= Beginning of Section =

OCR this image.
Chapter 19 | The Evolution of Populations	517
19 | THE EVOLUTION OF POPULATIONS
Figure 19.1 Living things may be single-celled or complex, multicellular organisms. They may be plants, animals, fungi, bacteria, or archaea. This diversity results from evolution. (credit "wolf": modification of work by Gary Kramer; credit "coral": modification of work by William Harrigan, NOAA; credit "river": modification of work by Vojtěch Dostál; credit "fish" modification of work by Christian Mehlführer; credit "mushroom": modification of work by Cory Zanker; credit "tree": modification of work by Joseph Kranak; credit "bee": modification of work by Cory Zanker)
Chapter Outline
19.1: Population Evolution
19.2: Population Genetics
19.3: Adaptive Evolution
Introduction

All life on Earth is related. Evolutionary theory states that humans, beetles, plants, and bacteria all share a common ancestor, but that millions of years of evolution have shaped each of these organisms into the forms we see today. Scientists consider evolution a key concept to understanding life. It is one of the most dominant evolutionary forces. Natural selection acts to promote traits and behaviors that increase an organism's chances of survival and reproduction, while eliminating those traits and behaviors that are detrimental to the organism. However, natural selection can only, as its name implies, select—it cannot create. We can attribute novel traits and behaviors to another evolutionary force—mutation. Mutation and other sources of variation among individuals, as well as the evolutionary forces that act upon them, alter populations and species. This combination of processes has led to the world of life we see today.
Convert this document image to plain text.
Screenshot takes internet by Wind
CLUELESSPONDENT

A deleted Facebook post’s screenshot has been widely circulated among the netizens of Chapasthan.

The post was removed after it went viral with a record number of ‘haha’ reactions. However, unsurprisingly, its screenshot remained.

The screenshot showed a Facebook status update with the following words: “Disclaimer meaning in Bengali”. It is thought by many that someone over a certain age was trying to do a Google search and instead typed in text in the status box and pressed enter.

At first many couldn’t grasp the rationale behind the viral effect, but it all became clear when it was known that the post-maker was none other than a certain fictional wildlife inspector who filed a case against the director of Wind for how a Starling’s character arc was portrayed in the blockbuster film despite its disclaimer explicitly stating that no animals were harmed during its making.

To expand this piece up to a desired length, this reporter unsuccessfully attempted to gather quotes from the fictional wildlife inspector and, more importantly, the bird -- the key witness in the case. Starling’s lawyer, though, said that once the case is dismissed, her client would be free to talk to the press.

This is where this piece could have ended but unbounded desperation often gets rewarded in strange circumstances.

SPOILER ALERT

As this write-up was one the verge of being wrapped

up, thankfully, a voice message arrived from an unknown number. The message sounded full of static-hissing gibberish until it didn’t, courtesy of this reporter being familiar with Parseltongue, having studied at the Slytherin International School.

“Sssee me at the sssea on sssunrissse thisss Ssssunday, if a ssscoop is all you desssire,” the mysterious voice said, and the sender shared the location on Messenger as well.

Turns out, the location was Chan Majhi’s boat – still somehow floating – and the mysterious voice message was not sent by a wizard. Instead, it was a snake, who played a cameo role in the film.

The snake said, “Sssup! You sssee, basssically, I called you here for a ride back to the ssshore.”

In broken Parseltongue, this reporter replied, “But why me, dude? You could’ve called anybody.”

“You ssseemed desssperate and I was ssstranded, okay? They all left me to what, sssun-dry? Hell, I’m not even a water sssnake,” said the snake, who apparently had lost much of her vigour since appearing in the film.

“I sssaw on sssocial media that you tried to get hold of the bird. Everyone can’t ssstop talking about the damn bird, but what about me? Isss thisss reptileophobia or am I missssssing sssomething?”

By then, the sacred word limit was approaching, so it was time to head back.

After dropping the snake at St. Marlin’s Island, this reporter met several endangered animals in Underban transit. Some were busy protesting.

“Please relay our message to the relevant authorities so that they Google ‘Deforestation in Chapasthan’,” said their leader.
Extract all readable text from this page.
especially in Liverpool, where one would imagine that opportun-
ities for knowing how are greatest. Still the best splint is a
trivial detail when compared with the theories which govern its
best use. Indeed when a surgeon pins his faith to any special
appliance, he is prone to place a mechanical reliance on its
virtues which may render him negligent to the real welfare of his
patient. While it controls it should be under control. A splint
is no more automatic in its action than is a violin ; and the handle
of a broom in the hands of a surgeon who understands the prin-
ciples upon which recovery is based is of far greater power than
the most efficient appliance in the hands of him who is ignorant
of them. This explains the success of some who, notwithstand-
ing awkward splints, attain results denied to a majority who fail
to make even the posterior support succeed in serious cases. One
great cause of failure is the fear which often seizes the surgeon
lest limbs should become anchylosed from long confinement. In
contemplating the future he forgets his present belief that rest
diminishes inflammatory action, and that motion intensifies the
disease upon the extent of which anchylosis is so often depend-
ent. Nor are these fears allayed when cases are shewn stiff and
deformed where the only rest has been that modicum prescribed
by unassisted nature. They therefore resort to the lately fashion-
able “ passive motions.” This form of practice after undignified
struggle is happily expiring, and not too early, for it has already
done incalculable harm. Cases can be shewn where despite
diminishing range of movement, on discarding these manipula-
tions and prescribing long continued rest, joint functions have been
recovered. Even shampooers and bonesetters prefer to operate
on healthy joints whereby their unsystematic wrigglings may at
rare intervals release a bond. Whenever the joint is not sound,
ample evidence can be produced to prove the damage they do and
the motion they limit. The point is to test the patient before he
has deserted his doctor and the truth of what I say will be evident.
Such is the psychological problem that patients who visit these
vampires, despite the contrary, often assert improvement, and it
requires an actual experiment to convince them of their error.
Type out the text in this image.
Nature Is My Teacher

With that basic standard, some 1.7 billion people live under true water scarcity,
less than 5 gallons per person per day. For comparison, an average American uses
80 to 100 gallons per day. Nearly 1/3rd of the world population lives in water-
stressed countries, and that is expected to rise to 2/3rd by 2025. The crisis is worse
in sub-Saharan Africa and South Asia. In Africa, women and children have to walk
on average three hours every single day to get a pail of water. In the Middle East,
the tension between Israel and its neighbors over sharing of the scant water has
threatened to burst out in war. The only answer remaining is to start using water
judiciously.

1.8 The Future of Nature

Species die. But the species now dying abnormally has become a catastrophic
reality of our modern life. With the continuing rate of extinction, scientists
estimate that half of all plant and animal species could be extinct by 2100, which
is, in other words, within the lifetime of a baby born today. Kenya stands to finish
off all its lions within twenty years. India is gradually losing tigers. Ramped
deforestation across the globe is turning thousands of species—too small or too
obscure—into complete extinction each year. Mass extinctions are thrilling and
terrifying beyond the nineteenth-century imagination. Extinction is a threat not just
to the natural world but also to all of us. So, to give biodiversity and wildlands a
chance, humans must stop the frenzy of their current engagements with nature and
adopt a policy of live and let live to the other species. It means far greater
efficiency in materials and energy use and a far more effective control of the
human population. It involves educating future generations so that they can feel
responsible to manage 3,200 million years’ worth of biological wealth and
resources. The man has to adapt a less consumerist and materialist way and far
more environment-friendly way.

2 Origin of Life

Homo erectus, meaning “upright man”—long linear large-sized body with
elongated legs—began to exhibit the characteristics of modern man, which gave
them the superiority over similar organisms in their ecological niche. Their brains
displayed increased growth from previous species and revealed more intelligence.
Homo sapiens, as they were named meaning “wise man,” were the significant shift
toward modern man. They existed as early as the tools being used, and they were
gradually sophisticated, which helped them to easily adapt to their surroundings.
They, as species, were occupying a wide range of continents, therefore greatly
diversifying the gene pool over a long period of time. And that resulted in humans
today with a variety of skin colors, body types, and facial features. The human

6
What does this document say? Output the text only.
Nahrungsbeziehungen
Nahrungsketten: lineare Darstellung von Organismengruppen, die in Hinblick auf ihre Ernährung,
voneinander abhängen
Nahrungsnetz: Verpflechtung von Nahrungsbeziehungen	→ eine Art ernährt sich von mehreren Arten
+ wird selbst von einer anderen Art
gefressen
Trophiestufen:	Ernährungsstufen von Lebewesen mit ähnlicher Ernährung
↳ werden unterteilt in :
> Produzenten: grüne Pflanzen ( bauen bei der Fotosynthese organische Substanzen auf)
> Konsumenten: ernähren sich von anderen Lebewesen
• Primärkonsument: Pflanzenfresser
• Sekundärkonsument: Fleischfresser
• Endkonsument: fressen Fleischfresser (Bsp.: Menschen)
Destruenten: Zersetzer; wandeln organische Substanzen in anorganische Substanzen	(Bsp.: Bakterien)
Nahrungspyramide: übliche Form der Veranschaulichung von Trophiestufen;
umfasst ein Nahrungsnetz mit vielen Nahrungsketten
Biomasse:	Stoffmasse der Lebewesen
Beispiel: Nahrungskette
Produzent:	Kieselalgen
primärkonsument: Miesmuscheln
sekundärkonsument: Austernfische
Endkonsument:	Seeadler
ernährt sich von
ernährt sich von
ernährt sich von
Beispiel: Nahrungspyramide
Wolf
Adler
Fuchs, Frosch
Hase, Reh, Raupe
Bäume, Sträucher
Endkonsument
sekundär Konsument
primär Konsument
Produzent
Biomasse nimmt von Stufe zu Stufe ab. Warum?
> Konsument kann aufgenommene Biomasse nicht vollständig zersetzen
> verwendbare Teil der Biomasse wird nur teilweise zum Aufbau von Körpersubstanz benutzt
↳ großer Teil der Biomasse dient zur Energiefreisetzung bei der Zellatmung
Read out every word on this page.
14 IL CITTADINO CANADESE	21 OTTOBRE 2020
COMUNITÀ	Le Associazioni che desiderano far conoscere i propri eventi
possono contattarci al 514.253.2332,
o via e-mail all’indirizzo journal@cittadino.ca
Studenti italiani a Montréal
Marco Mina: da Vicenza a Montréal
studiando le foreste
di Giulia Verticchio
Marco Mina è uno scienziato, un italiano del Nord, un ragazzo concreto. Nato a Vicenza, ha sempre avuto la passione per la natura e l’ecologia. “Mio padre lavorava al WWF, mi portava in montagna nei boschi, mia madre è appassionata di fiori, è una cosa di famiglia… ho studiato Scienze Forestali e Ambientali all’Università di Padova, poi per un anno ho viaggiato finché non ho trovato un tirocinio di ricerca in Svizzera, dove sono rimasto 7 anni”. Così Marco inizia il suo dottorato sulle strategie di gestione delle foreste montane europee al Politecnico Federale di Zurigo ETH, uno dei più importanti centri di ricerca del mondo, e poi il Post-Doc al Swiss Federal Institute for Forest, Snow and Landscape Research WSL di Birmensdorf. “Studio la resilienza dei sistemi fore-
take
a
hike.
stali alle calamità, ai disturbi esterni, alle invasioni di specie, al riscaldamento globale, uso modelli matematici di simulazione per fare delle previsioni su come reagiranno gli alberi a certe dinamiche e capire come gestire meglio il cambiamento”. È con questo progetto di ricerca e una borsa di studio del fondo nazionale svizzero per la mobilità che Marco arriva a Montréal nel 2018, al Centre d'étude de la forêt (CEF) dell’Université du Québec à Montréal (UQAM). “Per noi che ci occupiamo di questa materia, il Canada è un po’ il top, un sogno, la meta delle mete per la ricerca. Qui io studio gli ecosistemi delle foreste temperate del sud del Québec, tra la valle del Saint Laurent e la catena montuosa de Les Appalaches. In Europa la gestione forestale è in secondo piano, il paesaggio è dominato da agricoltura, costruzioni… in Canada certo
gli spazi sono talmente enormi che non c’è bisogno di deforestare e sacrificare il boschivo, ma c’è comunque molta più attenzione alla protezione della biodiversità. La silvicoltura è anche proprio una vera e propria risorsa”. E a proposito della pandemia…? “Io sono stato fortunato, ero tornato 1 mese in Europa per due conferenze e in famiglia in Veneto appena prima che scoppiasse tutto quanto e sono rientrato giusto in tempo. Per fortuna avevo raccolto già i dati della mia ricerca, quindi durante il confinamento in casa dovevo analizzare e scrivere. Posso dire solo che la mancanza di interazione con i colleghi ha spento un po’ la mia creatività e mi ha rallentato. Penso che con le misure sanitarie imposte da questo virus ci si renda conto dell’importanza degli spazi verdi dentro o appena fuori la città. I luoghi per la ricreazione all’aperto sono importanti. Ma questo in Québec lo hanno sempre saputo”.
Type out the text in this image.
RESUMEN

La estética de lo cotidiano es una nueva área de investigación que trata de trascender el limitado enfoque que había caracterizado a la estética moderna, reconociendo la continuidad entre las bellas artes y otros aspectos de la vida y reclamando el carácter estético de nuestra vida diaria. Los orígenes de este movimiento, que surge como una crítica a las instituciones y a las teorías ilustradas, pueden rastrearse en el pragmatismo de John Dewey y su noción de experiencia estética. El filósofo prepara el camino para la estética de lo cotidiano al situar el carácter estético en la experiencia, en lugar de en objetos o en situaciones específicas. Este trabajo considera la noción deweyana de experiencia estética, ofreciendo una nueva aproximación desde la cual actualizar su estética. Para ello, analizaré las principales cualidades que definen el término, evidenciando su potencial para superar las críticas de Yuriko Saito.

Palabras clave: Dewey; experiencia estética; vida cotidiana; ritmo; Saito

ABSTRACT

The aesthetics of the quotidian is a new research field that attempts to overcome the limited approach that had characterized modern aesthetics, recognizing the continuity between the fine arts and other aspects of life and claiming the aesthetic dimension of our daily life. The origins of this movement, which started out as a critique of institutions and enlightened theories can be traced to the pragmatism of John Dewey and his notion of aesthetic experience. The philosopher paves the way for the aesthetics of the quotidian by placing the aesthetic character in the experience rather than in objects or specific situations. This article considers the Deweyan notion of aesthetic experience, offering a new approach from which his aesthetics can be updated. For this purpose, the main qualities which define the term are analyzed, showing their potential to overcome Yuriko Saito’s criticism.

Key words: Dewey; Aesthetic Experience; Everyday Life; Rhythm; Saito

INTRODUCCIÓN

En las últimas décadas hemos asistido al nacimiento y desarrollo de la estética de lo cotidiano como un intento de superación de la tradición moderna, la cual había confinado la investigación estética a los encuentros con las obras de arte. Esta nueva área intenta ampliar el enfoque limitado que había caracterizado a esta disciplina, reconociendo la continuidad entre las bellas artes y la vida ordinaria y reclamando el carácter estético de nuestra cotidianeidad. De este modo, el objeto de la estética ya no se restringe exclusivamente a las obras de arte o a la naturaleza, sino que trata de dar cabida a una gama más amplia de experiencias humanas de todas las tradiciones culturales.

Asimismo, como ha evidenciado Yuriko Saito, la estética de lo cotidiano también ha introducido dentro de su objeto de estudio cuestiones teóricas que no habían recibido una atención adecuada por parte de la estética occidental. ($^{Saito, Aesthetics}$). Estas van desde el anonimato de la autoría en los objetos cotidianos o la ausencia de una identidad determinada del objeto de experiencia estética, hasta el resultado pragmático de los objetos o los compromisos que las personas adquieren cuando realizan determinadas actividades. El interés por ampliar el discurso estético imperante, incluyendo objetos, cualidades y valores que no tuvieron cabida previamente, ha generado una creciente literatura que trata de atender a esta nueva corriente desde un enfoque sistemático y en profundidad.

= End of Section =

- [WHAT TO PRODUCE]
Number of lines in the records above holding the word "control": state it and nothing else.

- [EXERCISE RESULT]
2